> **What is being asked**
Every line must be returned precisely as it is written.

> **Extracted data**
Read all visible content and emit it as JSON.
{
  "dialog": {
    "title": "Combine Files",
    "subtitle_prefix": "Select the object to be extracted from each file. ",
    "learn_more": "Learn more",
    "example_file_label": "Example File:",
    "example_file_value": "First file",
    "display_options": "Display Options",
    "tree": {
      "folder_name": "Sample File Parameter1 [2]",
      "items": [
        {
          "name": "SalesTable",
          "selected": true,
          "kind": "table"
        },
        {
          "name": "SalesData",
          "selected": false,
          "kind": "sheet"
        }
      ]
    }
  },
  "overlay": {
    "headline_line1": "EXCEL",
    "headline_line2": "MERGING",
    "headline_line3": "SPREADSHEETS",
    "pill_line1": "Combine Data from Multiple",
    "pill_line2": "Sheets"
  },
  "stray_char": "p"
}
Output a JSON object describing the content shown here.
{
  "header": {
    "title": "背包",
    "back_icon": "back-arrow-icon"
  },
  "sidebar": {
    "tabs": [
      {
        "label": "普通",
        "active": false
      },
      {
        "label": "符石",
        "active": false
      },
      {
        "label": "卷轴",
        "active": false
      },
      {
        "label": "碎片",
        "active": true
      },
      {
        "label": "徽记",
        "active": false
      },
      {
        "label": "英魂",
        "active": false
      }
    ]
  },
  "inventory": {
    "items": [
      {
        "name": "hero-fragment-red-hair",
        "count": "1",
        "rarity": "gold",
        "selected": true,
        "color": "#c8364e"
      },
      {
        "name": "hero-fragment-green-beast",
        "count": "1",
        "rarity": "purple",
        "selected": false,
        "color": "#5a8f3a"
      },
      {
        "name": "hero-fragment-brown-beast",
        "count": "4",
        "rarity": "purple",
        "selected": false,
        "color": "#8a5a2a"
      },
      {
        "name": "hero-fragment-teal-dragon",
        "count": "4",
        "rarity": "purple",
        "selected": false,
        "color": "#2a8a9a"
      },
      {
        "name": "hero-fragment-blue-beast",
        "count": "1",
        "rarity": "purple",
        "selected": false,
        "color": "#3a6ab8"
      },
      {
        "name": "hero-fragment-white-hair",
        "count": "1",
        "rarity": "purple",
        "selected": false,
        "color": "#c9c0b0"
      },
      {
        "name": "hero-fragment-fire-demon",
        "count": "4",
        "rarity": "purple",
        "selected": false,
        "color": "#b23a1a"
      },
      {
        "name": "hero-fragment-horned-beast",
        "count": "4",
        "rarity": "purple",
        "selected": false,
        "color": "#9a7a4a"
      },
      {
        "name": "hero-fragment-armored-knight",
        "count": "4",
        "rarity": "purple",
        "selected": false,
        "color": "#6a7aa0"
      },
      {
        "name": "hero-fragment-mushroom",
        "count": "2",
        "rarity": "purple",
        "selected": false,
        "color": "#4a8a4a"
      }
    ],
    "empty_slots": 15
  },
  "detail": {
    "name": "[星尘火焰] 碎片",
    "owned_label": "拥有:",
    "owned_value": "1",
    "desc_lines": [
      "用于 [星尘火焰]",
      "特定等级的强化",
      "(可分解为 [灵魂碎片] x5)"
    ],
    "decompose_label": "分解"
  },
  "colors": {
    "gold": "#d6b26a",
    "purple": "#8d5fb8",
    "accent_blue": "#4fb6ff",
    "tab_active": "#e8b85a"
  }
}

> **Final result**
Read all visible content and emit it as JSON.
{
  "dialog": {
    "title": "Combine Files",
    "subtitle_prefix": "Select the object to be extracted from each file. ",
    "learn_more": "Learn more",
    "example_file_label": "Example File:",
    "example_file_value": "First file",
    "display_options": "Display Options",
    "tree": {
      "folder_name": "Sample File Parameter1 [2]",
      "items": [
        {
          "name": "SalesTable",
          "selected": true,
          "kind": "table"
        },
        {
          "name": "SalesData",
          "selected": false,
          "kind": "sheet"
        }
      ]
    }
  },
  "overlay": {
    "headline_line1": "EXCEL",
    "headline_line2": "MERGING",
    "headline_line3": "SPREADSHEETS",
    "pill_line1": "Combine Data from Multiple",
    "pill_line2": "Sheets"
  },
  "stray_char": "p"
}
Output a JSON object describing the content shown here.
{
  "header": {
    "title": "背包",
    "back_icon": "back-arrow-icon"
  },
  "sidebar": {
    "tabs": [
      {
        "label": "普通",
        "active": false
      },
      {
        "label": "符石",
        "active": false
      },
      {
        "label": "卷轴",
        "active": false
      },
      {
        "label": "碎片",
        "active": true
      },
      {
        "label": "徽记",
        "active": false
      },
      {
        "label": "英魂",
        "active": false
      }
    ]
  },
  "inventory": {
    "items": [
      {
        "name": "hero-fragment-red-hair",
        "count": "1",
        "rarity": "gold",
        "selected": true,
        "color": "#c8364e"
      },
      {
        "name": "hero-fragment-green-beast",
        "count": "1",
        "rarity": "purple",
        "selected": false,
        "color": "#5a8f3a"
      },
      {
        "name": "hero-fragment-brown-beast",
        "count": "4",
        "rarity": "purple",
        "selected": false,
        "color": "#8a5a2a"
      },
      {
        "name": "hero-fragment-teal-dragon",
        "count": "4",
        "rarity": "purple",
        "selected": false,
        "color": "#2a8a9a"
      },
      {
        "name": "hero-fragment-blue-beast",
        "count": "1",
        "rarity": "purple",
        "selected": false,
        "color": "#3a6ab8"
      },
      {
        "name": "hero-fragment-white-hair",
        "count": "1",
        "rarity": "purple",
        "selected": false,
        "color": "#c9c0b0"
      },
      {
        "name": "hero-fragment-fire-demon",
        "count": "4",
        "rarity": "purple",
        "selected": false,
        "color": "#b23a1a"
      },
      {
        "name": "hero-fragment-horned-beast",
        "count": "4",
        "rarity": "purple",
        "selected": false,
        "color": "#9a7a4a"
      },
      {
        "name": "hero-fragment-armored-knight",
        "count": "4",
        "rarity": "purple",
        "selected": false,
        "color": "#6a7aa0"
      },
      {
        "name": "hero-fragment-mushroom",
        "count": "2",
        "rarity": "purple",
        "selected": false,
        "color": "#4a8a4a"
      }
    ],
    "empty_slots": 15
  },
  "detail": {
    "name": "[星尘火焰] 碎片",
    "owned_label": "拥有:",
    "owned_value": "1",
    "desc_lines": [
      "用于 [星尘火焰]",
      "特定等级的强化",
      "(可分解为 [灵魂碎片] x5)"
    ],
    "decompose_label": "分解"
  },
  "colors": {
    "gold": "#d6b26a",
    "purple": "#8d5fb8",
    "accent_blue": "#4fb6ff",
    "tab_active": "#e8b85a"
  }
}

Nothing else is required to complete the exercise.